- [What you will do]: Repeat the records in full and exactly, omitting pictures.

Extracts from a graphics dataset
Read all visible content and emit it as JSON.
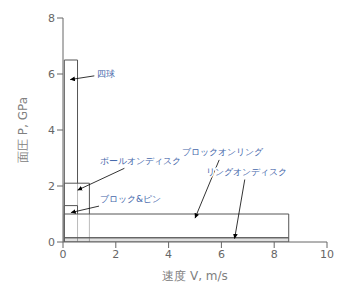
{
  "chart_data": {
    "type": "rectangles",
    "xlabel": "速度  V, m/s",
    "ylabel": "面圧  P, GPa",
    "xlim": [
      0,
      10
    ],
    "ylim": [
      0,
      8
    ],
    "xticks": [
      0,
      2,
      4,
      6,
      8,
      10
    ],
    "yticks": [
      0,
      2,
      4,
      6,
      8
    ],
    "grid": false,
    "series": [
      {
        "name": "四球",
        "x0": 0.05,
        "y0": 0.0,
        "width": 0.5,
        "height": 6.5,
        "color": "white"
      },
      {
        "name": "ボールオンディスク",
        "x0": 0.05,
        "y0": 0.0,
        "width": 0.95,
        "height": 2.1,
        "color": "white"
      },
      {
        "name": "ブロック&ピン",
        "x0": 0.05,
        "y0": 0.0,
        "width": 0.5,
        "height": 1.3,
        "color": "white"
      },
      {
        "name": "ブロックオンリング",
        "x0": 0.05,
        "y0": 0.15,
        "width": 8.5,
        "height": 0.85,
        "color": "white"
      },
      {
        "name": "リングオンディスク",
        "x0": 0.05,
        "y0": 0.0,
        "width": 8.5,
        "height": 0.15,
        "color": "#cccccc"
      }
    ],
    "annotations": [
      {
        "text": "四球",
        "xy": [
          0.27,
          5.8
        ],
        "xytext": [
          1.3,
          6.0
        ],
        "color": "#4466aa"
      },
      {
        "text": "ボールオンディスク",
        "xy": [
          0.55,
          1.85
        ],
        "xytext": [
          1.4,
          2.9
        ],
        "color": "#4466aa"
      },
      {
        "text": "ブロック&ピン",
        "xy": [
          0.3,
          1.05
        ],
        "xytext": [
          1.4,
          1.55
        ],
        "color": "#4466aa"
      },
      {
        "text": "ブロックオンリング",
        "xy": [
          5.0,
          0.85
        ],
        "xytext": [
          4.5,
          3.2
        ],
        "color": "#4466aa"
      },
      {
        "text": "リングオンディスク",
        "xy": [
          6.5,
          0.12
        ],
        "xytext": [
          5.4,
          2.5
        ],
        "color": "#4466aa"
      }
    ]
  }
}
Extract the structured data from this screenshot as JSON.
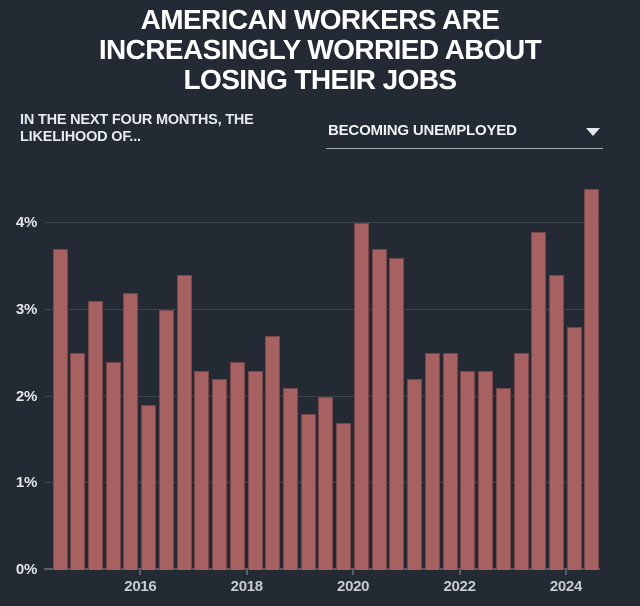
{
  "header": {
    "title_lines": [
      "AMERICAN WORKERS ARE",
      "INCREASINGLY WORRIED ABOUT",
      "LOSING THEIR JOBS"
    ],
    "subtitle_lines": [
      "IN THE NEXT FOUR MONTHS, THE",
      "LIKELIHOOD OF..."
    ],
    "dropdown": {
      "selected": "BECOMING UNEMPLOYED",
      "icon": "caret-down-icon"
    }
  },
  "colors": {
    "background": "#232a33",
    "bar": "#a86161",
    "gridline": "#3d444d",
    "axis_line": "#596069",
    "title_text": "#ffffff",
    "y_label_text": "#e6e8ea",
    "x_label_text": "#c9ccd1",
    "dropdown_underline": "#a3a8b0"
  },
  "chart_data": {
    "type": "bar",
    "title": "AMERICAN WORKERS ARE INCREASINGLY WORRIED ABOUT LOSING THEIR JOBS",
    "subtitle": "IN THE NEXT FOUR MONTHS, THE LIKELIHOOD OF... BECOMING UNEMPLOYED",
    "xlabel": "",
    "ylabel": "",
    "unit": "%",
    "ylim": [
      0,
      4.46
    ],
    "grid": true,
    "y_ticks": [
      {
        "value": 0,
        "label": "0%"
      },
      {
        "value": 1,
        "label": "1%"
      },
      {
        "value": 2,
        "label": "2%"
      },
      {
        "value": 3,
        "label": "3%"
      },
      {
        "value": 4,
        "label": "4%"
      }
    ],
    "x_ticks": [
      "2016",
      "2018",
      "2020",
      "2022",
      "2024"
    ],
    "points": [
      {
        "year": 2014,
        "value": 3.7
      },
      {
        "year": 2014,
        "value": 2.5
      },
      {
        "year": 2015,
        "value": 3.1
      },
      {
        "year": 2015,
        "value": 2.4
      },
      {
        "year": 2015,
        "value": 3.2
      },
      {
        "year": 2016,
        "value": 1.9
      },
      {
        "year": 2016,
        "value": 3.0
      },
      {
        "year": 2016,
        "value": 3.4
      },
      {
        "year": 2017,
        "value": 2.3
      },
      {
        "year": 2017,
        "value": 2.2
      },
      {
        "year": 2017,
        "value": 2.4
      },
      {
        "year": 2018,
        "value": 2.3
      },
      {
        "year": 2018,
        "value": 2.7
      },
      {
        "year": 2018,
        "value": 2.1
      },
      {
        "year": 2019,
        "value": 1.8
      },
      {
        "year": 2019,
        "value": 2.0
      },
      {
        "year": 2019,
        "value": 1.7
      },
      {
        "year": 2020,
        "value": 4.0
      },
      {
        "year": 2020,
        "value": 3.7
      },
      {
        "year": 2020,
        "value": 3.6
      },
      {
        "year": 2021,
        "value": 2.2
      },
      {
        "year": 2021,
        "value": 2.5
      },
      {
        "year": 2021,
        "value": 2.5
      },
      {
        "year": 2022,
        "value": 2.3
      },
      {
        "year": 2022,
        "value": 2.3
      },
      {
        "year": 2022,
        "value": 2.1
      },
      {
        "year": 2023,
        "value": 2.5
      },
      {
        "year": 2023,
        "value": 3.9
      },
      {
        "year": 2023,
        "value": 3.4
      },
      {
        "year": 2024,
        "value": 2.8
      },
      {
        "year": 2024,
        "value": 4.4
      }
    ]
  }
}
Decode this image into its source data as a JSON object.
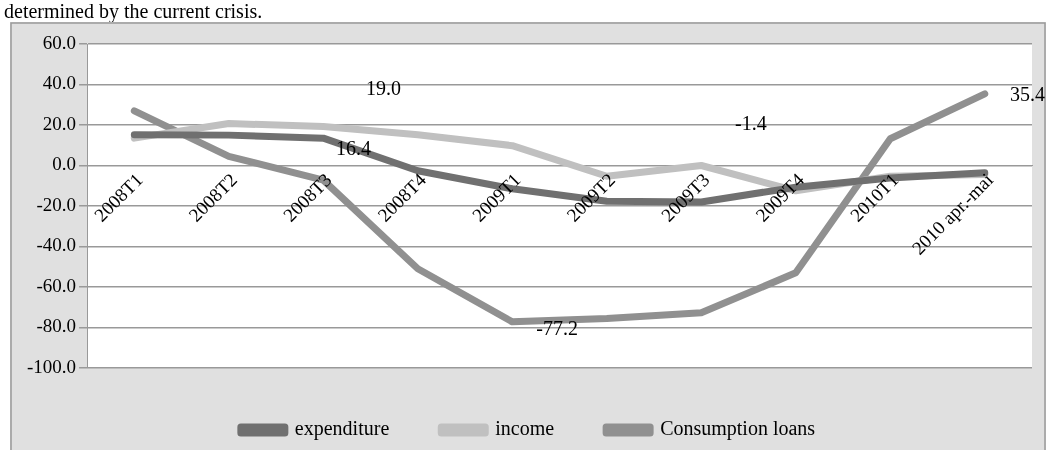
{
  "chart_data": {
    "type": "line",
    "categories": [
      "2008T1",
      "2008T2",
      "2008T3",
      "2008T4",
      "2009T1",
      "2009T2",
      "2009T3",
      "2009T4",
      "2010T1",
      "2010 apr.-mai"
    ],
    "series": [
      {
        "name": "expenditure",
        "color": "#707070",
        "values": [
          15.2,
          15.0,
          13.5,
          -2.6,
          -11.5,
          -17.7,
          -18.0,
          -10.7,
          -6.2,
          -3.6
        ]
      },
      {
        "name": "income",
        "color": "#c0c0c0",
        "values": [
          13.5,
          20.7,
          19.3,
          15.2,
          9.8,
          -5.3,
          0.0,
          -12.5,
          -5.3,
          -4.5
        ]
      },
      {
        "name": "Consumption loans",
        "color": "#909090",
        "values": [
          27.0,
          4.5,
          -7.2,
          -51.0,
          -77.2,
          -75.5,
          -72.7,
          -53.0,
          13.2,
          35.4
        ]
      }
    ],
    "ylim": [
      -100,
      60
    ],
    "yticks": [
      {
        "value": -100,
        "label": "-100.0"
      },
      {
        "value": -80,
        "label": "-80.0"
      },
      {
        "value": -60,
        "label": "-60.0"
      },
      {
        "value": -40,
        "label": "-40.0"
      },
      {
        "value": -20,
        "label": "-20.0"
      },
      {
        "value": 0,
        "label": "0.0"
      },
      {
        "value": 20,
        "label": "20.0"
      },
      {
        "value": 40,
        "label": "40.0"
      },
      {
        "value": 60,
        "label": "60.0"
      }
    ],
    "grid": "y",
    "legend": "bottom",
    "marker": "none",
    "line_style": "solid",
    "annotations": [
      "determined by the current crisis.",
      "19.0",
      "16.4",
      "-1.4",
      {
        "text": "-77.2",
        "x": "2009T1",
        "y": -77.2
      },
      "35.4"
    ]
  }
}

- [Finished answer]:
Read all visible content and emit it as JSON.
{
  "chart_data": {
    "type": "rectangles",
    "xlabel": "速度  V, m/s",
    "ylabel": "面圧  P, GPa",
    "xlim": [
      0,
      10
    ],
    "ylim": [
      0,
      8
    ],
    "xticks": [
      0,
      2,
      4,
      6,
      8,
      10
    ],
    "yticks": [
      0,
      2,
      4,
      6,
      8
    ],
    "grid": false,
    "series": [
      {
        "name": "四球",
        "x0": 0.05,
        "y0": 0.0,
        "width": 0.5,
        "height": 6.5,
        "color": "white"
      },
      {
        "name": "ボールオンディスク",
        "x0": 0.05,
        "y0": 0.0,
        "width": 0.95,
        "height": 2.1,
        "color": "white"
      },
      {
        "name": "ブロック&ピン",
        "x0": 0.05,
        "y0": 0.0,
        "width": 0.5,
        "height": 1.3,
        "color": "white"
      },
      {
        "name": "ブロックオンリング",
        "x0": 0.05,
        "y0": 0.15,
        "width": 8.5,
        "height": 0.85,
        "color": "white"
      },
      {
        "name": "リングオンディスク",
        "x0": 0.05,
        "y0": 0.0,
        "width": 8.5,
        "height": 0.15,
        "color": "#cccccc"
      }
    ],
    "annotations": [
      {
        "text": "四球",
        "xy": [
          0.27,
          5.8
        ],
        "xytext": [
          1.3,
          6.0
        ],
        "color": "#4466aa"
      },
      {
        "text": "ボールオンディスク",
        "xy": [
          0.55,
          1.85
        ],
        "xytext": [
          1.4,
          2.9
        ],
        "color": "#4466aa"
      },
      {
        "text": "ブロック&ピン",
        "xy": [
          0.3,
          1.05
        ],
        "xytext": [
          1.4,
          1.55
        ],
        "color": "#4466aa"
      },
      {
        "text": "ブロックオンリング",
        "xy": [
          5.0,
          0.85
        ],
        "xytext": [
          4.5,
          3.2
        ],
        "color": "#4466aa"
      },
      {
        "text": "リングオンディスク",
        "xy": [
          6.5,
          0.12
        ],
        "xytext": [
          5.4,
          2.5
        ],
        "color": "#4466aa"
      }
    ]
  }
}
Extract the structured data from this screenshot as JSON.
{
  "header": {
    "title_lines": [
      "AMERICAN WORKERS ARE",
      "INCREASINGLY WORRIED ABOUT",
      "LOSING THEIR JOBS"
    ],
    "subtitle_lines": [
      "IN THE NEXT FOUR MONTHS, THE",
      "LIKELIHOOD OF..."
    ],
    "dropdown": {
      "selected": "BECOMING UNEMPLOYED",
      "icon": "caret-down-icon"
    }
  },
  "colors": {
    "background": "#232a33",
    "bar": "#a86161",
    "gridline": "#3d444d",
    "axis_line": "#596069",
    "title_text": "#ffffff",
    "y_label_text": "#e6e8ea",
    "x_label_text": "#c9ccd1",
    "dropdown_underline": "#a3a8b0"
  },
  "chart_data": {
    "type": "bar",
    "title": "AMERICAN WORKERS ARE INCREASINGLY WORRIED ABOUT LOSING THEIR JOBS",
    "subtitle": "IN THE NEXT FOUR MONTHS, THE LIKELIHOOD OF... BECOMING UNEMPLOYED",
    "xlabel": "",
    "ylabel": "",
    "unit": "%",
    "ylim": [
      0,
      4.46
    ],
    "grid": true,
    "y_ticks": [
      {
        "value": 0,
        "label": "0%"
      },
      {
        "value": 1,
        "label": "1%"
      },
      {
        "value": 2,
        "label": "2%"
      },
      {
        "value": 3,
        "label": "3%"
      },
      {
        "value": 4,
        "label": "4%"
      }
    ],
    "x_ticks": [
      "2016",
      "2018",
      "2020",
      "2022",
      "2024"
    ],
    "points": [
      {
        "year": 2014,
        "value": 3.7
      },
      {
        "year": 2014,
        "value": 2.5
      },
      {
        "year": 2015,
        "value": 3.1
      },
      {
        "year": 2015,
        "value": 2.4
      },
      {
        "year": 2015,
        "value": 3.2
      },
      {
        "year": 2016,
        "value": 1.9
      },
      {
        "year": 2016,
        "value": 3.0
      },
      {
        "year": 2016,
        "value": 3.4
      },
      {
        "year": 2017,
        "value": 2.3
      },
      {
        "year": 2017,
        "value": 2.2
      },
      {
        "year": 2017,
        "value": 2.4
      },
      {
        "year": 2018,
        "value": 2.3
      },
      {
        "year": 2018,
        "value": 2.7
      },
      {
        "year": 2018,
        "value": 2.1
      },
      {
        "year": 2019,
        "value": 1.8
      },
      {
        "year": 2019,
        "value": 2.0
      },
      {
        "year": 2019,
        "value": 1.7
      },
      {
        "year": 2020,
        "value": 4.0
      },
      {
        "year": 2020,
        "value": 3.7
      },
      {
        "year": 2020,
        "value": 3.6
      },
      {
        "year": 2021,
        "value": 2.2
      },
      {
        "year": 2021,
        "value": 2.5
      },
      {
        "year": 2021,
        "value": 2.5
      },
      {
        "year": 2022,
        "value": 2.3
      },
      {
        "year": 2022,
        "value": 2.3
      },
      {
        "year": 2022,
        "value": 2.1
      },
      {
        "year": 2023,
        "value": 2.5
      },
      {
        "year": 2023,
        "value": 3.9
      },
      {
        "year": 2023,
        "value": 3.4
      },
      {
        "year": 2024,
        "value": 2.8
      },
      {
        "year": 2024,
        "value": 4.4
      }
    ]
  }
}
Decode this image into its source data as a JSON object.
{
  "chart_data": {
    "type": "line",
    "categories": [
      "2008T1",
      "2008T2",
      "2008T3",
      "2008T4",
      "2009T1",
      "2009T2",
      "2009T3",
      "2009T4",
      "2010T1",
      "2010 apr.-mai"
    ],
    "series": [
      {
        "name": "expenditure",
        "color": "#707070",
        "values": [
          15.2,
          15.0,
          13.5,
          -2.6,
          -11.5,
          -17.7,
          -18.0,
          -10.7,
          -6.2,
          -3.6
        ]
      },
      {
        "name": "income",
        "color": "#c0c0c0",
        "values": [
          13.5,
          20.7,
          19.3,
          15.2,
          9.8,
          -5.3,
          0.0,
          -12.5,
          -5.3,
          -4.5
        ]
      },
      {
        "name": "Consumption loans",
        "color": "#909090",
        "values": [
          27.0,
          4.5,
          -7.2,
          -51.0,
          -77.2,
          -75.5,
          -72.7,
          -53.0,
          13.2,
          35.4
        ]
      }
    ],
    "ylim": [
      -100,
      60
    ],
    "yticks": [
      {
        "value": -100,
        "label": "-100.0"
      },
      {
        "value": -80,
        "label": "-80.0"
      },
      {
        "value": -60,
        "label": "-60.0"
      },
      {
        "value": -40,
        "label": "-40.0"
      },
      {
        "value": -20,
        "label": "-20.0"
      },
      {
        "value": 0,
        "label": "0.0"
      },
      {
        "value": 20,
        "label": "20.0"
      },
      {
        "value": 40,
        "label": "40.0"
      },
      {
        "value": 60,
        "label": "60.0"
      }
    ],
    "grid": "y",
    "legend": "bottom",
    "marker": "none",
    "line_style": "solid",
    "annotations": [
      "determined by the current crisis.",
      "19.0",
      "16.4",
      "-1.4",
      {
        "text": "-77.2",
        "x": "2009T1",
        "y": -77.2
      },
      "35.4"
    ]
  }
}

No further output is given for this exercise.